[Chart and figure data]
--*--
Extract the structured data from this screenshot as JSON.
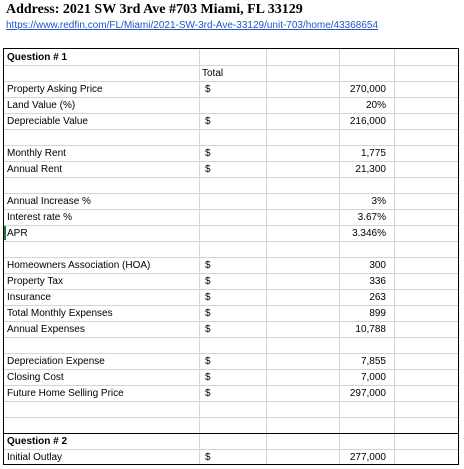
{
  "address": "Address: 2021 SW 3rd Ave #703 Miami, FL 33129",
  "url": "https://www.redfin.com/FL/Miami/2021-SW-3rd-Ave-33129/unit-703/home/43368654",
  "q1": "Question # 1",
  "total_header": "Total",
  "rows": [
    {
      "label": "Property Asking Price",
      "dollar": "$",
      "value": "270,000"
    },
    {
      "label": "Land Value (%)",
      "dollar": "",
      "value": "20%"
    },
    {
      "label": "Depreciable Value",
      "dollar": "$",
      "value": "216,000"
    },
    {
      "label": "Monthly Rent",
      "dollar": "$",
      "value": "1,775"
    },
    {
      "label": "Annual Rent",
      "dollar": "$",
      "value": "21,300"
    },
    {
      "label": "Annual Increase %",
      "dollar": "",
      "value": "3%"
    },
    {
      "label": "Interest rate %",
      "dollar": "",
      "value": "3.67%"
    },
    {
      "label": "APR",
      "dollar": "",
      "value": "3.346%"
    },
    {
      "label": "Homeowners Association (HOA)",
      "dollar": "$",
      "value": "300"
    },
    {
      "label": "Property Tax",
      "dollar": "$",
      "value": "336"
    },
    {
      "label": "Insurance",
      "dollar": "$",
      "value": "263"
    },
    {
      "label": "Total Monthly Expenses",
      "dollar": "$",
      "value": "899"
    },
    {
      "label": "Annual Expenses",
      "dollar": "$",
      "value": "10,788"
    },
    {
      "label": "Depreciation Expense",
      "dollar": "$",
      "value": "7,855"
    },
    {
      "label": "Closing Cost",
      "dollar": "$",
      "value": "7,000"
    },
    {
      "label": "Future Home Selling Price",
      "dollar": "$",
      "value": "297,000"
    }
  ],
  "q2": "Question # 2",
  "last_row": {
    "label": "Initial Outlay",
    "dollar": "$",
    "value": "277,000"
  }
}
--*--
• [Goal]: Print each of the records above exactly as written, leaving no picture in the copy.

• [Solution to this task]:
Extract the structured data from this screenshot as JSON.
{
  "address": "Address: 2021 SW 3rd Ave #703 Miami, FL 33129",
  "url": "https://www.redfin.com/FL/Miami/2021-SW-3rd-Ave-33129/unit-703/home/43368654",
  "q1": "Question # 1",
  "total_header": "Total",
  "rows": [
    {
      "label": "Property Asking Price",
      "dollar": "$",
      "value": "270,000"
    },
    {
      "label": "Land Value (%)",
      "dollar": "",
      "value": "20%"
    },
    {
      "label": "Depreciable Value",
      "dollar": "$",
      "value": "216,000"
    },
    {
      "label": "Monthly Rent",
      "dollar": "$",
      "value": "1,775"
    },
    {
      "label": "Annual Rent",
      "dollar": "$",
      "value": "21,300"
    },
    {
      "label": "Annual Increase %",
      "dollar": "",
      "value": "3%"
    },
    {
      "label": "Interest rate %",
      "dollar": "",
      "value": "3.67%"
    },
    {
      "label": "APR",
      "dollar": "",
      "value": "3.346%"
    },
    {
      "label": "Homeowners Association (HOA)",
      "dollar": "$",
      "value": "300"
    },
    {
      "label": "Property Tax",
      "dollar": "$",
      "value": "336"
    },
    {
      "label": "Insurance",
      "dollar": "$",
      "value": "263"
    },
    {
      "label": "Total Monthly Expenses",
      "dollar": "$",
      "value": "899"
    },
    {
      "label": "Annual Expenses",
      "dollar": "$",
      "value": "10,788"
    },
    {
      "label": "Depreciation Expense",
      "dollar": "$",
      "value": "7,855"
    },
    {
      "label": "Closing Cost",
      "dollar": "$",
      "value": "7,000"
    },
    {
      "label": "Future Home Selling Price",
      "dollar": "$",
      "value": "297,000"
    }
  ],
  "q2": "Question # 2",
  "last_row": {
    "label": "Initial Outlay",
    "dollar": "$",
    "value": "277,000"
  }
}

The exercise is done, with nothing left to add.